■ **WHAT IS BEING ASKED**
Each entry below is to be transcribed exactly; pictures are not copied.

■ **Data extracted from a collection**
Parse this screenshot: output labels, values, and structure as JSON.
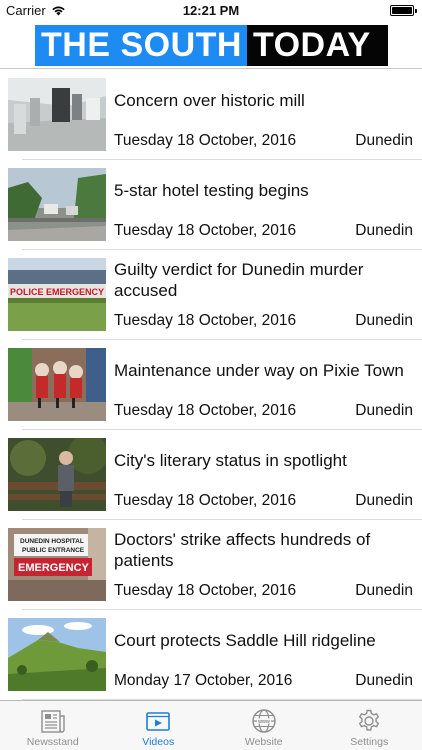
{
  "status_bar": {
    "carrier": "Carrier",
    "time": "12:21 PM"
  },
  "header": {
    "logo_part1": "THE SOUTH",
    "logo_part2": "TODAY",
    "logo_colors": {
      "primary": "#1e8bf2",
      "secondary": "#050505"
    }
  },
  "articles": [
    {
      "title": "Concern over historic mill",
      "date": "Tuesday 18 October, 2016",
      "location": "Dunedin"
    },
    {
      "title": "5-star hotel testing begins",
      "date": "Tuesday 18 October, 2016",
      "location": "Dunedin"
    },
    {
      "title": "Guilty verdict for Dunedin murder accused",
      "date": "Tuesday 18 October, 2016",
      "location": "Dunedin"
    },
    {
      "title": "Maintenance under way on Pixie Town",
      "date": "Tuesday 18 October, 2016",
      "location": "Dunedin"
    },
    {
      "title": "City's literary status in spotlight",
      "date": "Tuesday 18 October, 2016",
      "location": "Dunedin"
    },
    {
      "title": "Doctors' strike affects hundreds of patients",
      "date": "Tuesday 18 October, 2016",
      "location": "Dunedin"
    },
    {
      "title": "Court protects Saddle Hill ridgeline",
      "date": "Monday 17 October, 2016",
      "location": "Dunedin"
    }
  ],
  "thumbnail_text": {
    "police_sign": "POLICE EMERGENCY",
    "hospital_sign_1": "DUNEDIN HOSPITAL",
    "hospital_sign_2": "PUBLIC ENTRANCE",
    "emergency_sign": "EMERGENCY"
  },
  "tabbar": {
    "active_color": "#1e7ed6",
    "items": [
      {
        "label": "Newsstand",
        "icon": "newspaper-icon"
      },
      {
        "label": "Videos",
        "icon": "video-icon",
        "active": true
      },
      {
        "label": "Website",
        "icon": "globe-icon"
      },
      {
        "label": "Settings",
        "icon": "gear-icon"
      }
    ]
  }
}
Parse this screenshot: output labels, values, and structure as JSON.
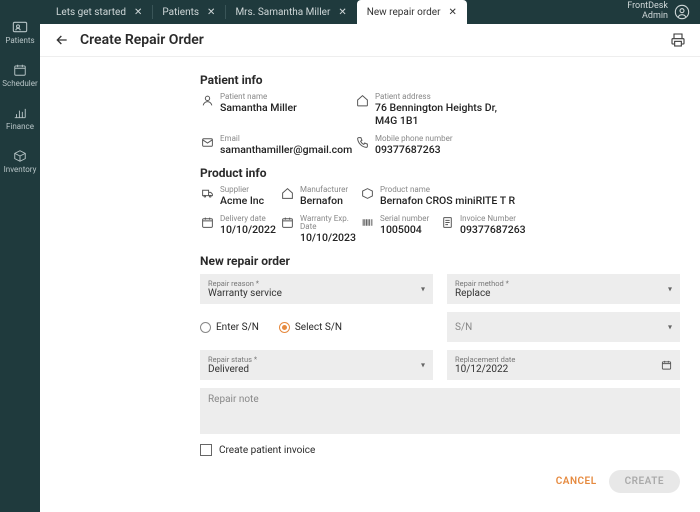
{
  "user": {
    "name": "FrontDesk",
    "role": "Admin"
  },
  "tabs": [
    {
      "label": "Lets get started"
    },
    {
      "label": "Patients"
    },
    {
      "label": "Mrs. Samantha Miller"
    },
    {
      "label": "New repair order"
    }
  ],
  "sidebar": {
    "items": [
      {
        "label": "Patients"
      },
      {
        "label": "Scheduler"
      },
      {
        "label": "Finance"
      },
      {
        "label": "Inventory"
      }
    ]
  },
  "page": {
    "title": "Create Repair Order"
  },
  "patient_info": {
    "title": "Patient info",
    "name_label": "Patient name",
    "name": "Samantha Miller",
    "address_label": "Patient address",
    "address": "76 Bennington Heights Dr, M4G 1B1",
    "email_label": "Email",
    "email": "samanthamiller@gmail.com",
    "phone_label": "Mobile phone number",
    "phone": "09377687263"
  },
  "product_info": {
    "title": "Product info",
    "supplier_label": "Supplier",
    "supplier": "Acme Inc",
    "manufacturer_label": "Manufacturer",
    "manufacturer": "Bernafon",
    "product_label": "Product name",
    "product": "Bernafon CROS miniRITE T R",
    "delivery_label": "Delivery date",
    "delivery": "10/10/2022",
    "warranty_exp_label": "Warranty Exp. Date",
    "warranty_exp": "10/10/2023",
    "serial_label": "Serial number",
    "serial": "1005004",
    "invoice_label": "Invoice Number",
    "invoice": "09377687263"
  },
  "repair_order": {
    "title": "New repair order",
    "reason_label": "Repair reason *",
    "reason": "Warranty service",
    "method_label": "Repair method *",
    "method": "Replace",
    "enter_sn": "Enter S/N",
    "select_sn": "Select S/N",
    "sn_placeholder": "S/N",
    "status_label": "Repair status *",
    "status": "Delivered",
    "replacement_label": "Replacement date",
    "replacement": "10/12/2022",
    "note_placeholder": "Repair note",
    "create_invoice_label": "Create patient invoice",
    "cancel_label": "CANCEL",
    "create_label": "CREATE"
  }
}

■ **RESULT OF THE TASK**
Parse this screenshot: output labels, values, and structure as JSON.
{
  "status_bar": {
    "carrier": "Carrier",
    "time": "12:21 PM"
  },
  "header": {
    "logo_part1": "THE SOUTH",
    "logo_part2": "TODAY",
    "logo_colors": {
      "primary": "#1e8bf2",
      "secondary": "#050505"
    }
  },
  "articles": [
    {
      "title": "Concern over historic mill",
      "date": "Tuesday 18 October, 2016",
      "location": "Dunedin"
    },
    {
      "title": "5-star hotel testing begins",
      "date": "Tuesday 18 October, 2016",
      "location": "Dunedin"
    },
    {
      "title": "Guilty verdict for Dunedin murder accused",
      "date": "Tuesday 18 October, 2016",
      "location": "Dunedin"
    },
    {
      "title": "Maintenance under way on Pixie Town",
      "date": "Tuesday 18 October, 2016",
      "location": "Dunedin"
    },
    {
      "title": "City's literary status in spotlight",
      "date": "Tuesday 18 October, 2016",
      "location": "Dunedin"
    },
    {
      "title": "Doctors' strike affects hundreds of patients",
      "date": "Tuesday 18 October, 2016",
      "location": "Dunedin"
    },
    {
      "title": "Court protects Saddle Hill ridgeline",
      "date": "Monday 17 October, 2016",
      "location": "Dunedin"
    }
  ],
  "thumbnail_text": {
    "police_sign": "POLICE EMERGENCY",
    "hospital_sign_1": "DUNEDIN HOSPITAL",
    "hospital_sign_2": "PUBLIC ENTRANCE",
    "emergency_sign": "EMERGENCY"
  },
  "tabbar": {
    "active_color": "#1e7ed6",
    "items": [
      {
        "label": "Newsstand",
        "icon": "newspaper-icon"
      },
      {
        "label": "Videos",
        "icon": "video-icon",
        "active": true
      },
      {
        "label": "Website",
        "icon": "globe-icon"
      },
      {
        "label": "Settings",
        "icon": "gear-icon"
      }
    ]
  }
}
Parse this screenshot: output labels, values, and structure as JSON.
{
  "user": {
    "name": "FrontDesk",
    "role": "Admin"
  },
  "tabs": [
    {
      "label": "Lets get started"
    },
    {
      "label": "Patients"
    },
    {
      "label": "Mrs. Samantha Miller"
    },
    {
      "label": "New repair order"
    }
  ],
  "sidebar": {
    "items": [
      {
        "label": "Patients"
      },
      {
        "label": "Scheduler"
      },
      {
        "label": "Finance"
      },
      {
        "label": "Inventory"
      }
    ]
  },
  "page": {
    "title": "Create Repair Order"
  },
  "patient_info": {
    "title": "Patient info",
    "name_label": "Patient name",
    "name": "Samantha Miller",
    "address_label": "Patient address",
    "address": "76 Bennington Heights Dr, M4G 1B1",
    "email_label": "Email",
    "email": "samanthamiller@gmail.com",
    "phone_label": "Mobile phone number",
    "phone": "09377687263"
  },
  "product_info": {
    "title": "Product info",
    "supplier_label": "Supplier",
    "supplier": "Acme Inc",
    "manufacturer_label": "Manufacturer",
    "manufacturer": "Bernafon",
    "product_label": "Product name",
    "product": "Bernafon CROS miniRITE T R",
    "delivery_label": "Delivery date",
    "delivery": "10/10/2022",
    "warranty_exp_label": "Warranty Exp. Date",
    "warranty_exp": "10/10/2023",
    "serial_label": "Serial number",
    "serial": "1005004",
    "invoice_label": "Invoice Number",
    "invoice": "09377687263"
  },
  "repair_order": {
    "title": "New repair order",
    "reason_label": "Repair reason *",
    "reason": "Warranty service",
    "method_label": "Repair method *",
    "method": "Replace",
    "enter_sn": "Enter S/N",
    "select_sn": "Select S/N",
    "sn_placeholder": "S/N",
    "status_label": "Repair status *",
    "status": "Delivered",
    "replacement_label": "Replacement date",
    "replacement": "10/12/2022",
    "note_placeholder": "Repair note",
    "create_invoice_label": "Create patient invoice",
    "cancel_label": "CANCEL",
    "create_label": "CREATE"
  }
}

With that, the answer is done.